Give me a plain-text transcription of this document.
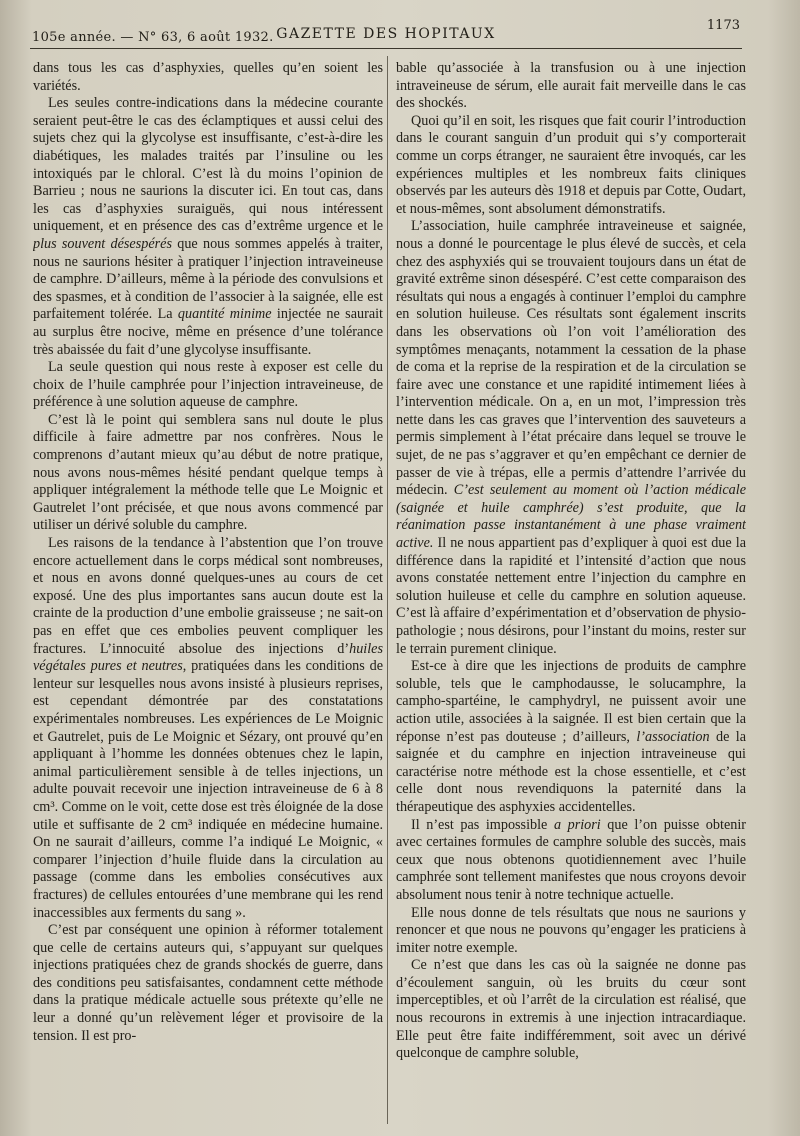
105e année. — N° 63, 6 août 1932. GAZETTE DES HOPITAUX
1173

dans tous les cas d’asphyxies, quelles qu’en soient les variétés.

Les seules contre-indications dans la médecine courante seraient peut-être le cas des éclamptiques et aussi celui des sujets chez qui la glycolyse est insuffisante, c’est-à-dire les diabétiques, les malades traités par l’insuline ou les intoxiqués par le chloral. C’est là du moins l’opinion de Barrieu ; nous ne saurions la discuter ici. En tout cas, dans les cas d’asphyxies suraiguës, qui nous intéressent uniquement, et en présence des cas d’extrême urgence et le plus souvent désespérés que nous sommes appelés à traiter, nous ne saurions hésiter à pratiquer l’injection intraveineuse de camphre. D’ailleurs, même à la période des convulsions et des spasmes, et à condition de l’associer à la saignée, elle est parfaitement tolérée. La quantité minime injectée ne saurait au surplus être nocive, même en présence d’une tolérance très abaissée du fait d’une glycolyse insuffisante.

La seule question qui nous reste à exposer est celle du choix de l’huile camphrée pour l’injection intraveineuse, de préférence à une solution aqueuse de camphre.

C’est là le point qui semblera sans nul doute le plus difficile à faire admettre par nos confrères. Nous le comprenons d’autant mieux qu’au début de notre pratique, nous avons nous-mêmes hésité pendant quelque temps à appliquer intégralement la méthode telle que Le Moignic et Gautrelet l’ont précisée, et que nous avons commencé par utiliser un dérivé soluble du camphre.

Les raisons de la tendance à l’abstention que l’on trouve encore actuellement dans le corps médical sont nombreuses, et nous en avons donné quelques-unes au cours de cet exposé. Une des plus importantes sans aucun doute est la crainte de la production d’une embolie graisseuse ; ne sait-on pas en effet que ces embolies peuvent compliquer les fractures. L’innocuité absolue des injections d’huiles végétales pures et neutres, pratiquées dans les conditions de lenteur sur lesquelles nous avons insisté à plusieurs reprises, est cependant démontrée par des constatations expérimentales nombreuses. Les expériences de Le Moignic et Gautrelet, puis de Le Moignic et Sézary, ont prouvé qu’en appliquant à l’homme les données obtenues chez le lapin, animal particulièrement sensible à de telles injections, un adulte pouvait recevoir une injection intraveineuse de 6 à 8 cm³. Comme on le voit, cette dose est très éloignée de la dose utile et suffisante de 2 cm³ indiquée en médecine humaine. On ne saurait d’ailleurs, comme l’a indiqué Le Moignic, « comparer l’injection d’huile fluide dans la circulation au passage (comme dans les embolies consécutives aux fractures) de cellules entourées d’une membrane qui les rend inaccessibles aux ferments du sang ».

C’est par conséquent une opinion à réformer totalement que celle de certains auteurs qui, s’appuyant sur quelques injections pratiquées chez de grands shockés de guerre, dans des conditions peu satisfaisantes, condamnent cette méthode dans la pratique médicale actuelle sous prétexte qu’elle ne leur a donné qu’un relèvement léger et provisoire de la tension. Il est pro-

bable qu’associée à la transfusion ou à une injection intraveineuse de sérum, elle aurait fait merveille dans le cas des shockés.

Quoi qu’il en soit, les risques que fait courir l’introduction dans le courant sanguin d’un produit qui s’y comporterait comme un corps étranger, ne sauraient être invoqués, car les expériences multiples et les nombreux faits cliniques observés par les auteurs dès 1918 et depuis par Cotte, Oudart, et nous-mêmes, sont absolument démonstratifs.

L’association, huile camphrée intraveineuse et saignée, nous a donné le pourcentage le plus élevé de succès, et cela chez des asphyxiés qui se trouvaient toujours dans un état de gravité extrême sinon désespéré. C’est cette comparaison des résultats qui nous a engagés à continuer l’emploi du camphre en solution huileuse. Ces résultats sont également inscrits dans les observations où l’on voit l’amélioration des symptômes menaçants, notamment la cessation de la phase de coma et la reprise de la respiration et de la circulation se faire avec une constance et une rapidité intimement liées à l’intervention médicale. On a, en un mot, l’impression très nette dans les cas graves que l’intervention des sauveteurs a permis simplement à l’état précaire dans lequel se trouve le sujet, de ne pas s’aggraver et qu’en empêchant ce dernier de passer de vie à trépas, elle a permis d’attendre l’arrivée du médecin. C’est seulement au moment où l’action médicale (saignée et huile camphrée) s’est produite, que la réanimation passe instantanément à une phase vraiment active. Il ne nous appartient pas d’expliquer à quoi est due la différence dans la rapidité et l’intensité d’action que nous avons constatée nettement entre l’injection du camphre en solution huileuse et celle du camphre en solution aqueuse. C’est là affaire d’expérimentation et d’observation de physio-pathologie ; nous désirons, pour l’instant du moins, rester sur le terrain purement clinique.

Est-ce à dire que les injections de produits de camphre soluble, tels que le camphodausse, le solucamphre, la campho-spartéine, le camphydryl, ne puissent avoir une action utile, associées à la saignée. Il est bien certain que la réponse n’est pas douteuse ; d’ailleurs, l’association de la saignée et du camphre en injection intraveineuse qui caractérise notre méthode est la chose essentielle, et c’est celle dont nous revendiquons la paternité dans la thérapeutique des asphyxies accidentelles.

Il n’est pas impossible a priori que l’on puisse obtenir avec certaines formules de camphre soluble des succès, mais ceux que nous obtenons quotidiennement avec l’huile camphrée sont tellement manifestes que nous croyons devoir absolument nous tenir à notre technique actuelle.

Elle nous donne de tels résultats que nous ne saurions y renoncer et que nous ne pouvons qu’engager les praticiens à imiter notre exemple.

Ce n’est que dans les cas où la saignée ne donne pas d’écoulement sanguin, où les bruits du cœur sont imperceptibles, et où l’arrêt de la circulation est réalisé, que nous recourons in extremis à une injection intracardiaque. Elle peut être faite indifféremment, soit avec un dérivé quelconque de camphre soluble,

◇ ◇ ◇ ◇ ◇

= What is asked =
Transcribe the records above verbatim. Do not carry over any picture.

= Task answer =
Give me a plain-text transcription of this document.
105e année. — N° 63, 6 août 1932. GAZETTE DES HOPITAUX
1173

dans tous les cas d’asphyxies, quelles qu’en soient les variétés.

Les seules contre-indications dans la médecine courante seraient peut-être le cas des éclamptiques et aussi celui des sujets chez qui la glycolyse est insuffisante, c’est-à-dire les diabétiques, les malades traités par l’insuline ou les intoxiqués par le chloral. C’est là du moins l’opinion de Barrieu ; nous ne saurions la discuter ici. En tout cas, dans les cas d’asphyxies suraiguës, qui nous intéressent uniquement, et en présence des cas d’extrême urgence et le plus souvent désespérés que nous sommes appelés à traiter, nous ne saurions hésiter à pratiquer l’injection intraveineuse de camphre. D’ailleurs, même à la période des convulsions et des spasmes, et à condition de l’associer à la saignée, elle est parfaitement tolérée. La quantité minime injectée ne saurait au surplus être nocive, même en présence d’une tolérance très abaissée du fait d’une glycolyse insuffisante.

La seule question qui nous reste à exposer est celle du choix de l’huile camphrée pour l’injection intraveineuse, de préférence à une solution aqueuse de camphre.

C’est là le point qui semblera sans nul doute le plus difficile à faire admettre par nos confrères. Nous le comprenons d’autant mieux qu’au début de notre pratique, nous avons nous-mêmes hésité pendant quelque temps à appliquer intégralement la méthode telle que Le Moignic et Gautrelet l’ont précisée, et que nous avons commencé par utiliser un dérivé soluble du camphre.

Les raisons de la tendance à l’abstention que l’on trouve encore actuellement dans le corps médical sont nombreuses, et nous en avons donné quelques-unes au cours de cet exposé. Une des plus importantes sans aucun doute est la crainte de la production d’une embolie graisseuse ; ne sait-on pas en effet que ces embolies peuvent compliquer les fractures. L’innocuité absolue des injections d’huiles végétales pures et neutres, pratiquées dans les conditions de lenteur sur lesquelles nous avons insisté à plusieurs reprises, est cependant démontrée par des constatations expérimentales nombreuses. Les expériences de Le Moignic et Gautrelet, puis de Le Moignic et Sézary, ont prouvé qu’en appliquant à l’homme les données obtenues chez le lapin, animal particulièrement sensible à de telles injections, un adulte pouvait recevoir une injection intraveineuse de 6 à 8 cm³. Comme on le voit, cette dose est très éloignée de la dose utile et suffisante de 2 cm³ indiquée en médecine humaine. On ne saurait d’ailleurs, comme l’a indiqué Le Moignic, « comparer l’injection d’huile fluide dans la circulation au passage (comme dans les embolies consécutives aux fractures) de cellules entourées d’une membrane qui les rend inaccessibles aux ferments du sang ».

C’est par conséquent une opinion à réformer totalement que celle de certains auteurs qui, s’appuyant sur quelques injections pratiquées chez de grands shockés de guerre, dans des conditions peu satisfaisantes, condamnent cette méthode dans la pratique médicale actuelle sous prétexte qu’elle ne leur a donné qu’un relèvement léger et provisoire de la tension. Il est pro-

bable qu’associée à la transfusion ou à une injection intraveineuse de sérum, elle aurait fait merveille dans le cas des shockés.

Quoi qu’il en soit, les risques que fait courir l’introduction dans le courant sanguin d’un produit qui s’y comporterait comme un corps étranger, ne sauraient être invoqués, car les expériences multiples et les nombreux faits cliniques observés par les auteurs dès 1918 et depuis par Cotte, Oudart, et nous-mêmes, sont absolument démonstratifs.

L’association, huile camphrée intraveineuse et saignée, nous a donné le pourcentage le plus élevé de succès, et cela chez des asphyxiés qui se trouvaient toujours dans un état de gravité extrême sinon désespéré. C’est cette comparaison des résultats qui nous a engagés à continuer l’emploi du camphre en solution huileuse. Ces résultats sont également inscrits dans les observations où l’on voit l’amélioration des symptômes menaçants, notamment la cessation de la phase de coma et la reprise de la respiration et de la circulation se faire avec une constance et une rapidité intimement liées à l’intervention médicale. On a, en un mot, l’impression très nette dans les cas graves que l’intervention des sauveteurs a permis simplement à l’état précaire dans lequel se trouve le sujet, de ne pas s’aggraver et qu’en empêchant ce dernier de passer de vie à trépas, elle a permis d’attendre l’arrivée du médecin. C’est seulement au moment où l’action médicale (saignée et huile camphrée) s’est produite, que la réanimation passe instantanément à une phase vraiment active. Il ne nous appartient pas d’expliquer à quoi est due la différence dans la rapidité et l’intensité d’action que nous avons constatée nettement entre l’injection du camphre en solution huileuse et celle du camphre en solution aqueuse. C’est là affaire d’expérimentation et d’observation de physio-pathologie ; nous désirons, pour l’instant du moins, rester sur le terrain purement clinique.

Est-ce à dire que les injections de produits de camphre soluble, tels que le camphodausse, le solucamphre, la campho-spartéine, le camphydryl, ne puissent avoir une action utile, associées à la saignée. Il est bien certain que la réponse n’est pas douteuse ; d’ailleurs, l’association de la saignée et du camphre en injection intraveineuse qui caractérise notre méthode est la chose essentielle, et c’est celle dont nous revendiquons la paternité dans la thérapeutique des asphyxies accidentelles.

Il n’est pas impossible a priori que l’on puisse obtenir avec certaines formules de camphre soluble des succès, mais ceux que nous obtenons quotidiennement avec l’huile camphrée sont tellement manifestes que nous croyons devoir absolument nous tenir à notre technique actuelle.

Elle nous donne de tels résultats que nous ne saurions y renoncer et que nous ne pouvons qu’engager les praticiens à imiter notre exemple.

Ce n’est que dans les cas où la saignée ne donne pas d’écoulement sanguin, où les bruits du cœur sont imperceptibles, et où l’arrêt de la circulation est réalisé, que nous recourons in extremis à une injection intracardiaque. Elle peut être faite indifféremment, soit avec un dérivé quelconque de camphre soluble,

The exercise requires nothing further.